Passage given |
BloodyElbow.com
- The official logo for Bloody Elbow, an independent combat sports website
- Website type: Mixed martial arts news
- Available in: English
- Owner: GRV Media
- Creator: Nate Wilcox
- Editor: Donagh Corby
- Website: bloodyelbow.com
- Commercial: Yes
- Registration: None
- Launched: February 2007; 19 years ago
- Current status: Active

= Bloody Elbow =

Website for martial arts and combat sports

Bloody Elbow is a news website that covers the sports of mixed martial arts (MMA), boxing, kickboxing, Brazilian Jiu-jitsu, and other traditional martial arts and combat sports. Founded in 2007, the site has been notable for its investigative reporting, breaking news coverage, opinion and analysis. Bloody Elbow operated as part of the SB Nation network of sports blogging sites owned by Vox Media until January 2023, when the blog separated from Vox and was acquired as an independent publication by its founding editor. One year later in March 2024 the website was sold to GRV Media. The website is a part of the growing collection of MMA focused media outlets and provides analysis as well as commentary of multiple aspects of MMA.

== Overview ==
Founder Nate Wilcox (Kid Nate) recruited Luke Thomas to help run Bloody Elbow on May 21, 2007. Thomas worked as editor in chief of Bloody Elbow until 2011. Brent Brookhouse served as Bloody Elbow's managing editor from 2011 to 2015, before being replaced by Anton Tabuena from 2015 to March 2024.

Called "critically acclaimed" by the New York Post, Bloody Elbow was reviewed as one of the best MMA news & media blogs online. Currently it is the third most popular MMA media & news website in the US, according to Similarweb. In 2017, Bloody Elbow editor Karim Zidan appeared on an episode of HBO's Real Sports with Bryant Gumbel to discuss his work covering Chechen dictator Ramzan Kadyrov's influence in the world of mixed martial arts. The New York Times cited Bloody Elbow in a June 2023 article detailing Meta CEO Mark Zuckerberg competing in a Brazilian Jiu-jitsu tournament. In the same month, Vox included statements from Wilcox on the MMA fans of younger generations in an editorial piece examining rumors of a future official cage fight occurring between Zuckerberg and Twitter CEO Elon Musk. In July 2023, in an article about combat sports audiences, The New Yorker quoted Wilcox while identifying the Ultimate Fighting Championship's predatory business practices aimed at their fighters. The following month, Jacobin quoted a Bloody Elbow featured post in an August article detailing UFC president Dana White's Power Slap fighting series and its integration into the UFC's event programming. A week later, Ariel Helwani cited Bloody Elbow on The MMA Hour when asked about the ongoing UFC class-action lawsuit.

Written request 1 |
List every sport that the Bloody Elbow article specifically names as one the site covers.
The article and the rows come from separate, unrelated sources.

[Item position entries]
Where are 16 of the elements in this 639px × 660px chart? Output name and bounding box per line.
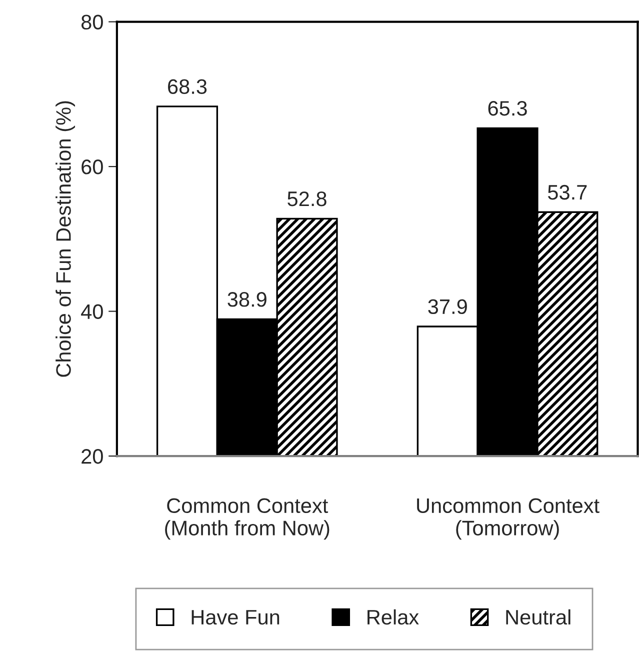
- data-label: 53.7: [548, 184, 587, 200]
- data-label: 37.9: [428, 299, 467, 314]
- y-tick-label: 60: [82, 160, 103, 174]
- x-tick-label: Uncommon Context (Tomorrow): [417, 498, 600, 540]
- x-tick-label: Common Context (Month from Now): [165, 498, 330, 540]
- y-tick-label: 40: [81, 304, 103, 320]
- y-axis-title: Choice of Fun Destination (%): [56, 101, 76, 377]
- y-tick-label: 20: [82, 449, 103, 464]
- legend-label: Neutral: [506, 609, 570, 625]
- legend-label: Have Fun: [192, 610, 280, 625]
- y-tick-label: 80: [81, 14, 103, 30]
- data-label: 38.9: [228, 292, 266, 307]
- data-label: 52.8: [288, 191, 326, 206]
- data-label: 68.3: [168, 79, 207, 94]
- legend-label: Relax: [368, 609, 419, 625]
- data-label: 65.3: [488, 100, 527, 116]
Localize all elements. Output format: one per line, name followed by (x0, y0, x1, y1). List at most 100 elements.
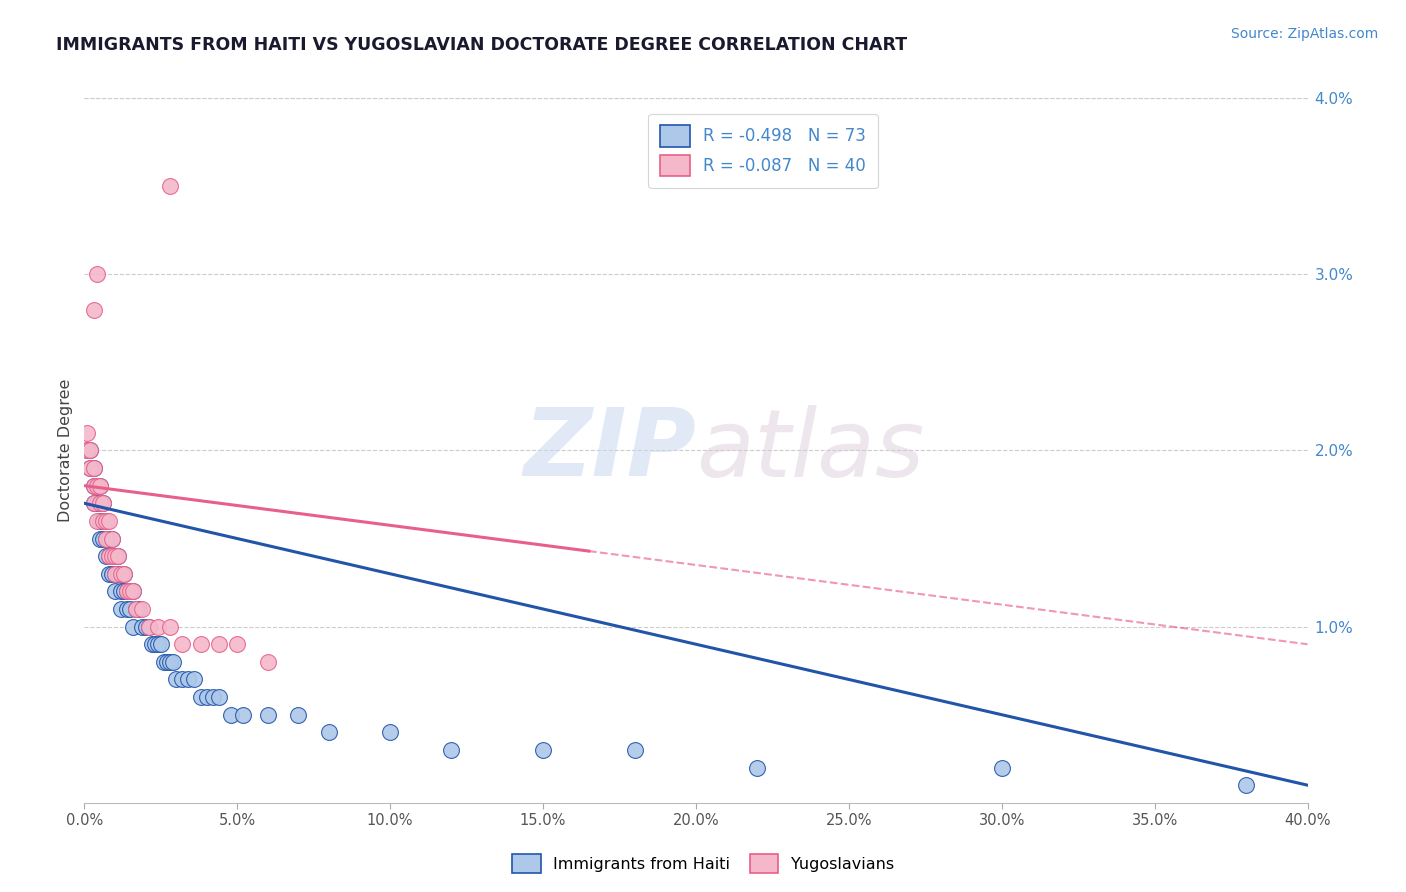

Written request 2 |
Copy all of the item position rows exactly, omitting the pictures.

Expected answer 1 |
Mixed martial arts (MMA), boxing, kickboxing, and Brazilian Jiu-jitsu.

Expected answer 2 |
Where are 16 of the elements in this 639px × 660px chart? Output name and bounding box per line.
- data-label: 53.7: [548, 184, 587, 200]
- data-label: 37.9: [428, 299, 467, 314]
- y-tick-label: 60: [82, 160, 103, 174]
- x-tick-label: Uncommon Context (Tomorrow): [417, 498, 600, 540]
- x-tick-label: Common Context (Month from Now): [165, 498, 330, 540]
- y-tick-label: 40: [81, 304, 103, 320]
- y-axis-title: Choice of Fun Destination (%): [56, 101, 76, 377]
- y-tick-label: 20: [82, 449, 103, 464]
- legend-label: Neutral: [506, 609, 570, 625]
- legend-label: Have Fun: [192, 610, 280, 625]
- y-tick-label: 80: [81, 14, 103, 30]
- data-label: 38.9: [228, 292, 266, 307]
- data-label: 52.8: [288, 191, 326, 206]
- data-label: 68.3: [168, 79, 207, 94]
- legend-label: Relax: [368, 609, 419, 625]
- data-label: 65.3: [488, 100, 527, 116]
Localize all elements. Output format: one per line, name followed by (x0, y0, x1, y1). List at most 100 elements.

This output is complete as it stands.